Task objective: Below are entries. Pull out all lines containing "scope".

Record list:
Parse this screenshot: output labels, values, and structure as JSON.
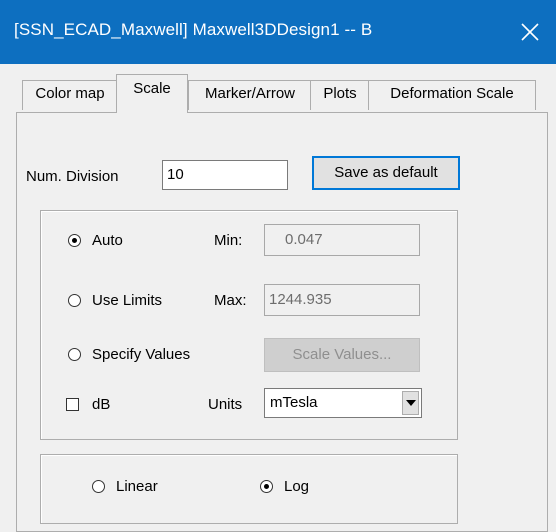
{
  "window": {
    "title": "[SSN_ECAD_Maxwell] Maxwell3DDesign1 -- B",
    "close_icon": "close-icon"
  },
  "tabs": [
    {
      "label": "Color map"
    },
    {
      "label": "Scale"
    },
    {
      "label": "Marker/Arrow"
    },
    {
      "label": "Plots"
    },
    {
      "label": "Deformation Scale"
    }
  ],
  "active_tab": "Scale",
  "num_division": {
    "label": "Num. Division",
    "value": "10"
  },
  "save_default_button": "Save as default",
  "range": {
    "auto_label": "Auto",
    "use_limits_label": "Use Limits",
    "specify_values_label": "Specify Values",
    "selected": "Auto",
    "min_label": "Min:",
    "min_value": "0.047",
    "max_label": "Max:",
    "max_value": "1244.935",
    "scale_values_button": "Scale Values...",
    "db_label": "dB",
    "db_checked": false,
    "units_label": "Units",
    "units_value": "mTesla"
  },
  "scale_type": {
    "linear_label": "Linear",
    "log_label": "Log",
    "selected": "Log"
  }
}
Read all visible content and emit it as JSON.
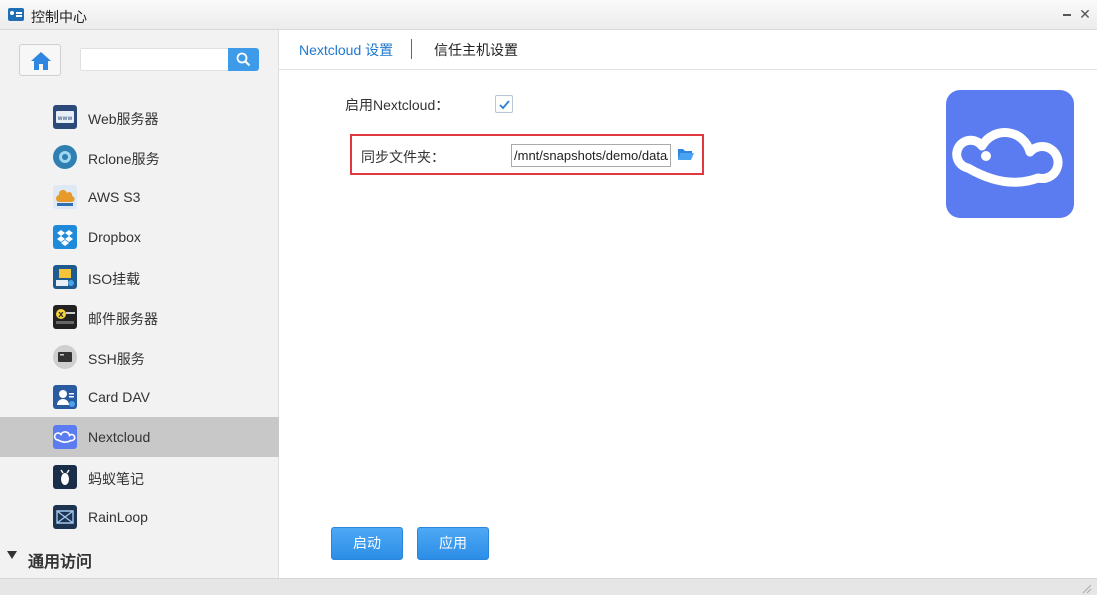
{
  "window": {
    "title": "控制中心"
  },
  "search": {
    "placeholder": "",
    "value": ""
  },
  "sidebar": {
    "items": [
      {
        "label": "Web服务器",
        "icon": "web-server-icon",
        "color": "#2b4a7a"
      },
      {
        "label": "Rclone服务",
        "icon": "rclone-icon",
        "color": "#2f7fb2"
      },
      {
        "label": "AWS S3",
        "icon": "aws-s3-icon",
        "color": "#e69a2a"
      },
      {
        "label": "Dropbox",
        "icon": "dropbox-icon",
        "color": "#1f8ad9"
      },
      {
        "label": "ISO挂载",
        "icon": "iso-mount-icon",
        "color": "#1f5a8f"
      },
      {
        "label": "邮件服务器",
        "icon": "mail-server-icon",
        "color": "#222222"
      },
      {
        "label": "SSH服务",
        "icon": "ssh-icon",
        "color": "#333333"
      },
      {
        "label": "Card DAV",
        "icon": "carddav-icon",
        "color": "#2a5aa0"
      },
      {
        "label": "Nextcloud",
        "icon": "nextcloud-icon",
        "color": "#5b7cf0",
        "active": true
      },
      {
        "label": "蚂蚁笔记",
        "icon": "leanote-icon",
        "color": "#1a2e4a"
      },
      {
        "label": "RainLoop",
        "icon": "rainloop-icon",
        "color": "#1e3350"
      }
    ],
    "section": {
      "label": "通用访问"
    }
  },
  "tabs": [
    {
      "label": "Nextcloud 设置",
      "active": true
    },
    {
      "label": "信任主机设置",
      "active": false
    }
  ],
  "form": {
    "enable_label": "启用Nextcloud：",
    "enable_checked": true,
    "sync_label": "同步文件夹：",
    "sync_value": "/mnt/snapshots/demo/data/"
  },
  "buttons": {
    "start": "启动",
    "apply": "应用"
  },
  "colors": {
    "accent": "#1e78d0",
    "button": "#3d9be9",
    "highlight": "#e0383e",
    "logo": "#5b7cf0"
  }
}
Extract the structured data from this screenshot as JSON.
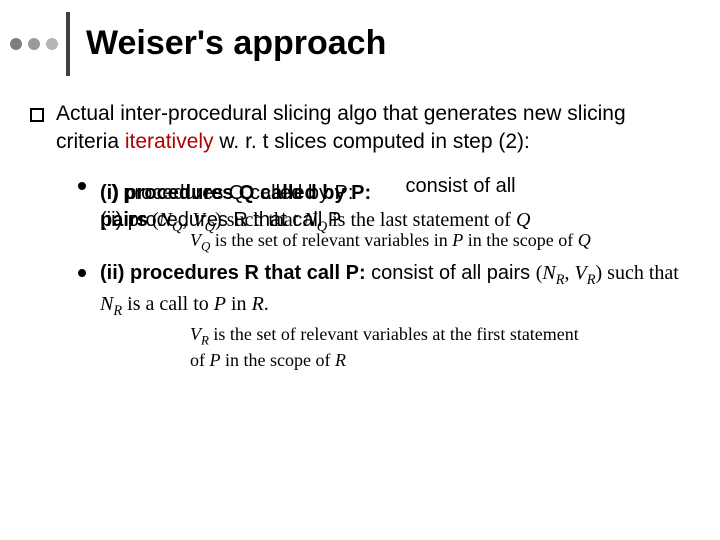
{
  "title": "Weiser's approach",
  "top_point": {
    "pre": "Actual inter-procedural slicing algo that generates new slicing criteria ",
    "iter": "iteratively",
    "post": " w. r. t slices computed in step (2):"
  },
  "sub1": {
    "overlap_plain_a": "(i) procedures Q called by P:",
    "overlap_bold_a": "(i) procedures Q called by P:",
    "tail_a": " consist of all",
    "overlap_plain_b": "(ii) procedures R that call P",
    "overlap_bold_b": "pairs",
    "pair_open": " (",
    "NQ_N": "N",
    "NQ_Q": "Q",
    "comma1": ", ",
    "VQ_V": "V",
    "VQ_Q": "Q",
    "pair_close": ") such that ",
    "NQ2_N": "N",
    "NQ2_Q": "Q",
    "tail_b": " is the last statement of ",
    "Q_end": "Q",
    "desc_VQ_V": "V",
    "desc_VQ_Q": "Q",
    "desc_mid": " is the set of relevant variables in ",
    "desc_P": "P",
    "desc_tail": " in the scope of ",
    "desc_Q": "Q"
  },
  "sub2": {
    "bold": "(ii) procedures R that call P:",
    "tail": " consist of all pairs ",
    "pair_open": "(",
    "NR_N": "N",
    "NR_R": "R",
    "comma": ", ",
    "VR_V": "V",
    "VR_R": "R",
    "pair_close": ") such that ",
    "NR2_N": "N",
    "NR2_R": "R",
    "mid2": " is a call to ",
    "P": "P",
    "mid3": " in ",
    "R": "R",
    "period": ".",
    "desc_VR_V": "V",
    "desc_VR_R": "R",
    "desc_line1": " is the set of relevant variables at the first statement",
    "desc_line2a": "of ",
    "desc_P": "P",
    "desc_line2b": " in the scope of ",
    "desc_R": "R"
  }
}
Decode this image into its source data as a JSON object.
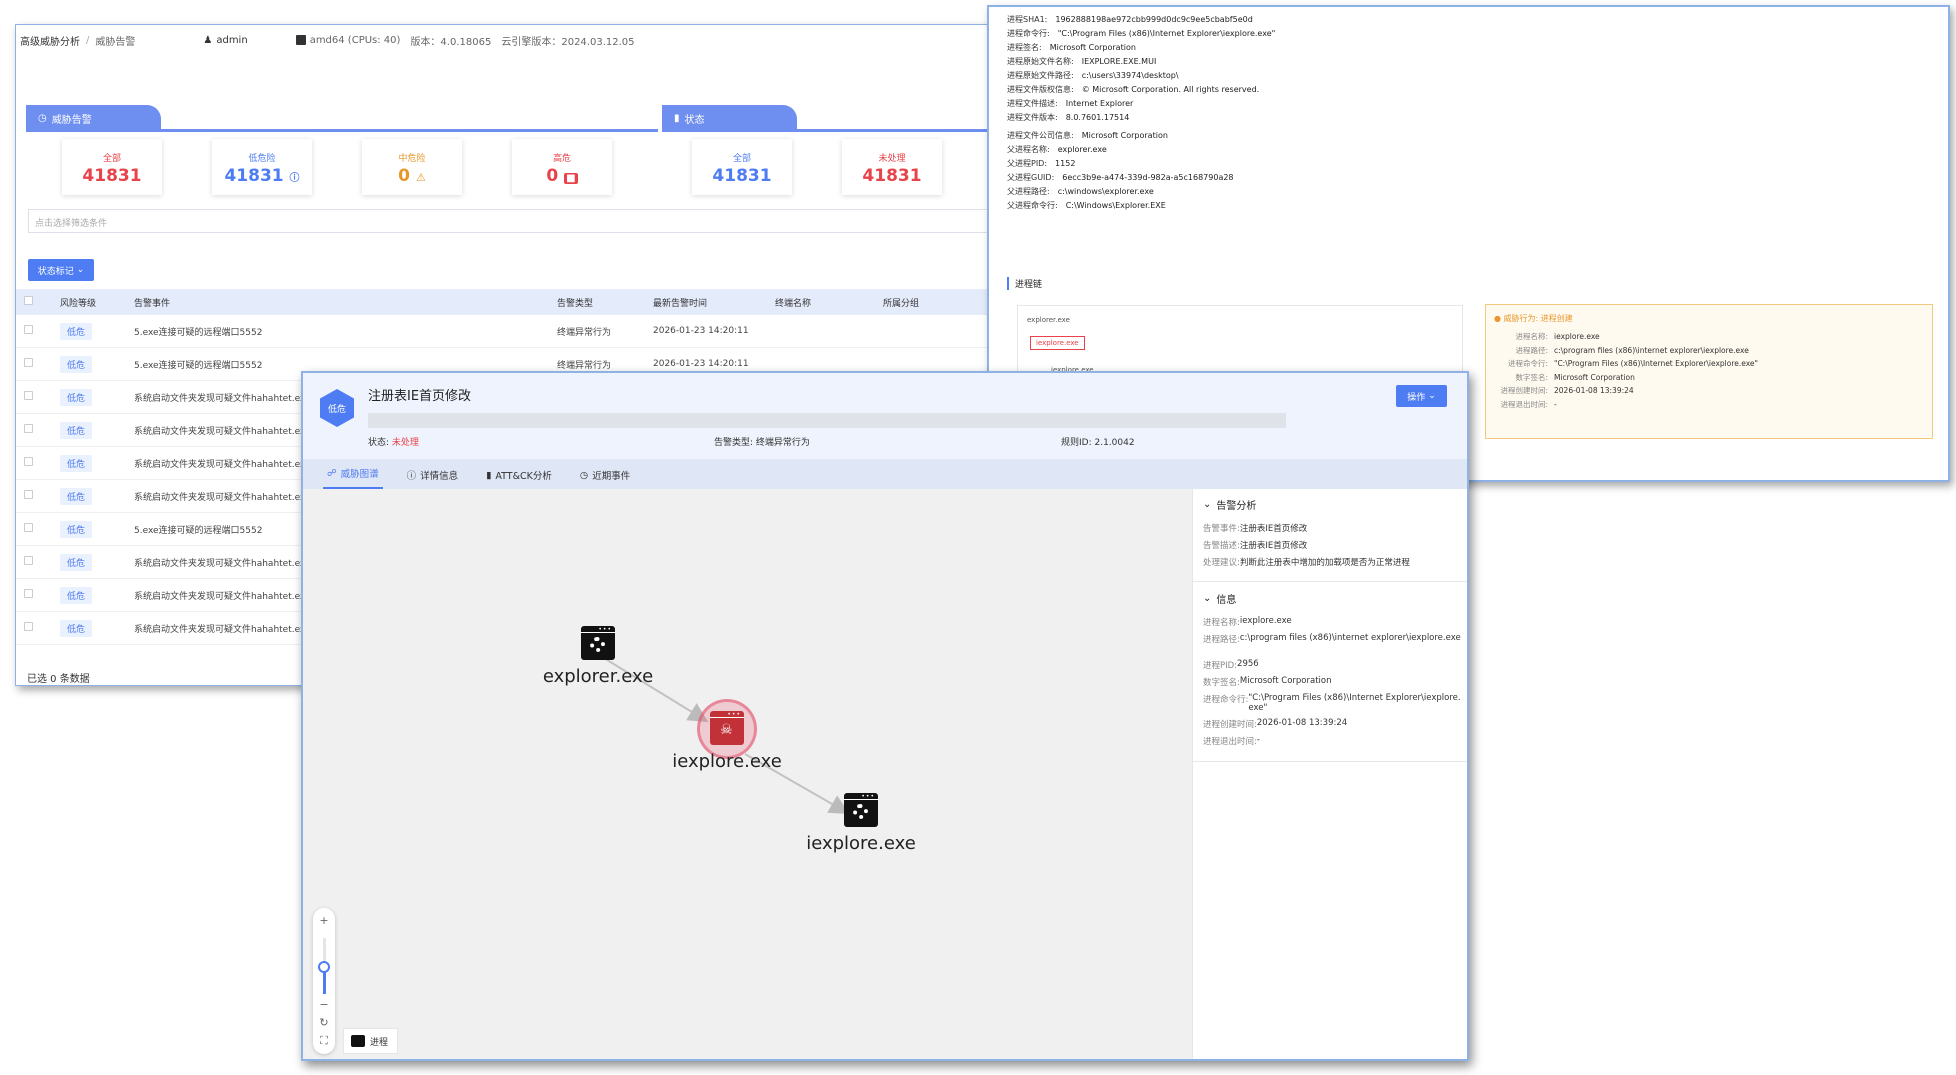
{
  "list_window": {
    "breadcrumb": [
      "高级威胁分析",
      "威胁告警"
    ],
    "user": "admin",
    "system": "amd64 (CPUs: 40)",
    "version": "版本：4.0.18065",
    "cloud_version": "云引擎版本：2024.03.12.05",
    "section_threat": "威胁告警",
    "section_status": "状态",
    "cards": [
      {
        "label": "全部",
        "value": "41831",
        "color": "#e8434a"
      },
      {
        "label": "低危险",
        "value": "41831",
        "color": "#4e7cf2"
      },
      {
        "label": "中危险",
        "value": "0",
        "color": "#e8972b"
      },
      {
        "label": "高危",
        "value": "0",
        "color": "#e8434a"
      }
    ],
    "status_cards": [
      {
        "label": "全部",
        "value": "41831",
        "color": "#4e7cf2"
      },
      {
        "label": "未处理",
        "value": "41831",
        "color": "#e8434a"
      }
    ],
    "filter_placeholder": "点击选择筛选条件",
    "status_button": "状态标记",
    "columns": [
      "风险等级",
      "告警事件",
      "告警类型",
      "最新告警时间",
      "终端名称",
      "所属分组"
    ],
    "rows": [
      {
        "risk": "低危",
        "event": "5.exe连接可疑的远程端口5552",
        "type": "终端异常行为",
        "time": "2026-01-23 14:20:11"
      },
      {
        "risk": "低危",
        "event": "5.exe连接可疑的远程端口5552",
        "type": "终端异常行为",
        "time": "2026-01-23 14:20:11"
      },
      {
        "risk": "低危",
        "event": "系统启动文件夹发现可疑文件hahahtet.exe",
        "type": "",
        "time": ""
      },
      {
        "risk": "低危",
        "event": "系统启动文件夹发现可疑文件hahahtet.exe",
        "type": "",
        "time": ""
      },
      {
        "risk": "低危",
        "event": "系统启动文件夹发现可疑文件hahahtet.exe",
        "type": "",
        "time": ""
      },
      {
        "risk": "低危",
        "event": "系统启动文件夹发现可疑文件hahahtet.exe",
        "type": "",
        "time": ""
      },
      {
        "risk": "低危",
        "event": "5.exe连接可疑的远程端口5552",
        "type": "",
        "time": ""
      },
      {
        "risk": "低危",
        "event": "系统启动文件夹发现可疑文件hahahtet.exe",
        "type": "",
        "time": ""
      },
      {
        "risk": "低危",
        "event": "系统启动文件夹发现可疑文件hahahtet.exe",
        "type": "",
        "time": ""
      },
      {
        "risk": "低危",
        "event": "系统启动文件夹发现可疑文件hahahtet.exe",
        "type": "",
        "time": ""
      }
    ],
    "footer": "已选 0 条数据"
  },
  "detail_window": {
    "fields": [
      {
        "k": "进程SHA1:",
        "v": "1962888198ae972cbb999d0dc9c9ee5cbabf5e0d"
      },
      {
        "k": "进程命令行:",
        "v": "\"C:\\Program Files (x86)\\Internet Explorer\\iexplore.exe\""
      },
      {
        "k": "进程签名:",
        "v": "Microsoft Corporation"
      },
      {
        "k": "进程原始文件名称:",
        "v": "IEXPLORE.EXE.MUI"
      },
      {
        "k": "进程原始文件路径:",
        "v": "c:\\users\\33974\\desktop\\"
      },
      {
        "k": "进程文件版权信息:",
        "v": "© Microsoft Corporation. All rights reserved."
      },
      {
        "k": "进程文件描述:",
        "v": "Internet Explorer"
      },
      {
        "k": "进程文件版本:",
        "v": "8.0.7601.17514"
      },
      {
        "k": "进程文件公司信息:",
        "v": "Microsoft Corporation"
      },
      {
        "k": "父进程名称:",
        "v": "explorer.exe"
      },
      {
        "k": "父进程PID:",
        "v": "1152"
      },
      {
        "k": "父进程GUID:",
        "v": "6ecc3b9e-a474-339d-982a-a5c168790a28"
      },
      {
        "k": "父进程路径:",
        "v": "c:\\windows\\explorer.exe"
      },
      {
        "k": "父进程命令行:",
        "v": "C:\\Windows\\Explorer.EXE"
      }
    ],
    "chain_title": "进程链",
    "chain_nodes": [
      "explorer.exe",
      "iexplore.exe",
      "iexplore.exe"
    ],
    "warn_title": "威胁行为: 进程创建",
    "warn_fields": [
      {
        "k": "进程名称:",
        "v": "iexplore.exe"
      },
      {
        "k": "进程路径:",
        "v": "c:\\program files (x86)\\internet explorer\\iexplore.exe"
      },
      {
        "k": "进程命令行:",
        "v": "\"C:\\Program Files (x86)\\Internet Explorer\\iexplore.exe\""
      },
      {
        "k": "数字签名:",
        "v": "Microsoft Corporation"
      },
      {
        "k": "进程创建时间:",
        "v": "2026-01-08 13:39:24"
      },
      {
        "k": "进程退出时间:",
        "v": "-"
      }
    ]
  },
  "graph_window": {
    "risk_badge": "低危",
    "title": "注册表IE首页修改",
    "status_label": "状态:",
    "status_value": "未处理",
    "alert_type": "告警类型: 终端异常行为",
    "rule_id": "规则ID: 2.1.0042",
    "op_button": "操作",
    "tabs": [
      "威胁图谱",
      "详情信息",
      "ATT&CK分析",
      "近期事件"
    ],
    "nodes": [
      "explorer.exe",
      "iexplore.exe",
      "iexplore.exe"
    ],
    "legend": "进程",
    "zoom": {
      "plus": "+",
      "minus": "−"
    },
    "analysis_title": "告警分析",
    "analysis": [
      {
        "k": "告警事件:",
        "v": "注册表IE首页修改"
      },
      {
        "k": "告警描述:",
        "v": "注册表IE首页修改"
      },
      {
        "k": "处理建议:",
        "v": "判断此注册表中增加的加载项是否为正常进程"
      }
    ],
    "info_title": "信息",
    "info": [
      {
        "k": "进程名称:",
        "v": "iexplore.exe"
      },
      {
        "k": "进程路径:",
        "v": "c:\\program files (x86)\\internet explorer\\iexplore.exe"
      },
      {
        "k": "进程PID:",
        "v": "2956"
      },
      {
        "k": "数字签名:",
        "v": "Microsoft Corporation"
      },
      {
        "k": "进程命令行:",
        "v": "\"C:\\Program Files (x86)\\Internet Explorer\\iexplore.exe\""
      },
      {
        "k": "进程创建时间:",
        "v": "2026-01-08 13:39:24"
      },
      {
        "k": "进程退出时间:",
        "v": "-"
      }
    ]
  },
  "colors": {
    "accent": "#4e7cf2",
    "danger": "#e8434a",
    "warning": "#e8972b"
  }
}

Complete answer:
    "desc_tail": " in the scope of ",
    "desc_line2b": " in the scope of ",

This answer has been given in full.